§ Objective 1:
Convert the stretch of entries from the first one through the line containing "Ellipse shape bbox=[223, 176, 273, 194]" into a JSON list of strings, one string per line, with blank lines left out.

─── Extracted text ───

The correct analytic steps are as follows:

NEM Net Benefits = [(kWh Generation [Corrected] – kWh Self Use) x Average Retail Rate Compensation [Corrected] )]
– [(kWh Generation [Corrected] – kWh Self Use) x Historic Utility Savings ($/kWh)]
– [CARE/FERA kWh Self Use x CARE/FERA Rate Discount ($/kWh)]
– [(kWh Delivered x (Average Retail Rate ($/kWh) – Historic Utility Savings $(kWh))]

NBT Net Benefits = [(kWh Generation [Corrected] – kWh Self Use) x Average Retail Rate Compensation [Corrected])]
– [(kWh Generation [Corrected] – kWh Self Use) x Avoided Cost (Corrected) ($/kWh)]
– [CARE/FERA kWh Self Use x CARE/FERA Rate Discount ($/kWh)]
– [(Net kWh Delivered x (Average Retail Rate ($/kWh) – Historic Utility Savings $(kWh))]

This analysis is not a value of solar nor a full benefit-cost analysis. It is only an adjusted ratepayer-impact test calculation that reflects the appropriate perspective given the PAO’s recent published analysis. A full benefit-cost analysis would include a broader assessment of impacts on the long-term resource plan, environmental impacts such as greenhouse gas and criteria air pollutant emissions, changes in reliability and resilience, distribution effects including from shifts in environmental impacts, changes in economic activity, and acceleration in technological innovation. Policy makers may also want to consider other non-energy benefits as well such local job creation and supporting minority owned businesses.

───

§ Objective 2:
According to the net benefits text, what kind of calculation is this analysis?

─── Stored records ───

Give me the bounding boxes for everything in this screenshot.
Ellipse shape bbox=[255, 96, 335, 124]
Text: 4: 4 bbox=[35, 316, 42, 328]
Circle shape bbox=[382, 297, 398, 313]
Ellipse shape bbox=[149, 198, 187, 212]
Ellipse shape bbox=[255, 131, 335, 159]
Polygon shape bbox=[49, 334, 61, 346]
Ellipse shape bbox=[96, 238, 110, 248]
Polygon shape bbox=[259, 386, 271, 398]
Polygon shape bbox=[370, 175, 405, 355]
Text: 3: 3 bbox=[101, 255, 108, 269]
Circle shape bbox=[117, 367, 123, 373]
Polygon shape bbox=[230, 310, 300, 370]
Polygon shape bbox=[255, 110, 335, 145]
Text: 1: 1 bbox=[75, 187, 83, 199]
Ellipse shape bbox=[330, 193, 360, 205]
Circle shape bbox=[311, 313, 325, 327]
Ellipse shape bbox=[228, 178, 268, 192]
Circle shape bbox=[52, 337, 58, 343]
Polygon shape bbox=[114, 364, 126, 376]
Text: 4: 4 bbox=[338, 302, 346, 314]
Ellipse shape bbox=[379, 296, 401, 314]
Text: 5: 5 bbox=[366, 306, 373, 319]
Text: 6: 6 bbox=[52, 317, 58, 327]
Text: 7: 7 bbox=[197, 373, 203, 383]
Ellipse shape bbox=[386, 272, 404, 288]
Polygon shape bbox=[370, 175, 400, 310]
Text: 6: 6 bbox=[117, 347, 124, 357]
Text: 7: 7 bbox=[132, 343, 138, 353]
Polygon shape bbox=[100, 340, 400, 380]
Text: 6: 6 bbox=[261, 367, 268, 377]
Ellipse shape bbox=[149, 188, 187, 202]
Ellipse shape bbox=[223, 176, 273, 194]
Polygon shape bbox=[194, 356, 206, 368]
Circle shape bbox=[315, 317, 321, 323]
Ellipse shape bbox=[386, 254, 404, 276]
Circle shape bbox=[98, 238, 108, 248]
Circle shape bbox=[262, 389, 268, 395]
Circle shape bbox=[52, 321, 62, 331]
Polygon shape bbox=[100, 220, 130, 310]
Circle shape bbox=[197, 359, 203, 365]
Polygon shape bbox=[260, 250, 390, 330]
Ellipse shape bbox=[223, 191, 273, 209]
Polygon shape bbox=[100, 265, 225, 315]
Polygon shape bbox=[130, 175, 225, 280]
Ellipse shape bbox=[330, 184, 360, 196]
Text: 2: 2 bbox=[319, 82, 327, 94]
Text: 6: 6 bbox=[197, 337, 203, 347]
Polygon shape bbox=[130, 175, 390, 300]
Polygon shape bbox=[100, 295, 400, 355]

───

§ Full solution 1:
[
  "Give me the bounding boxes for everything in this screenshot.",
  "Ellipse shape bbox=[255, 96, 335, 124]",
  "Text: 4: 4 bbox=[35, 316, 42, 328]",
  "Circle shape bbox=[382, 297, 398, 313]",
  "Ellipse shape bbox=[149, 198, 187, 212]",
  "Ellipse shape bbox=[255, 131, 335, 159]",
  "Polygon shape bbox=[49, 334, 61, 346]",
  "Ellipse shape bbox=[96, 238, 110, 248]",
  "Polygon shape bbox=[259, 386, 271, 398]",
  "Polygon shape bbox=[370, 175, 405, 355]",
  "Text: 3: 3 bbox=[101, 255, 108, 269]",
  "Circle shape bbox=[117, 367, 123, 373]",
  "Polygon shape bbox=[230, 310, 300, 370]",
  "Polygon shape bbox=[255, 110, 335, 145]",
  "Text: 1: 1 bbox=[75, 187, 83, 199]",
  "Ellipse shape bbox=[330, 193, 360, 205]",
  "Circle shape bbox=[311, 313, 325, 327]",
  "Ellipse shape bbox=[228, 178, 268, 192]",
  "Circle shape bbox=[52, 337, 58, 343]",
  "Polygon shape bbox=[114, 364, 126, 376]",
  "Text: 4: 4 bbox=[338, 302, 346, 314]",
  "Ellipse shape bbox=[379, 296, 401, 314]",
  "Text: 5: 5 bbox=[366, 306, 373, 319]",
  "Text: 6: 6 bbox=[52, 317, 58, 327]",
  "Text: 7: 7 bbox=[197, 373, 203, 383]",
  "Ellipse shape bbox=[386, 272, 404, 288]",
  "Polygon shape bbox=[370, 175, 400, 310]",
  "Text: 6: 6 bbox=[117, 347, 124, 357]",
  "Text: 7: 7 bbox=[132, 343, 138, 353]",
  "Polygon shape bbox=[100, 340, 400, 380]",
  "Text: 6: 6 bbox=[261, 367, 268, 377]",
  "Ellipse shape bbox=[149, 188, 187, 202]",
  "Ellipse shape bbox=[223, 176, 273, 194]"
]

§ Full solution 2:
An adjusted ratepayer-impact test calculation.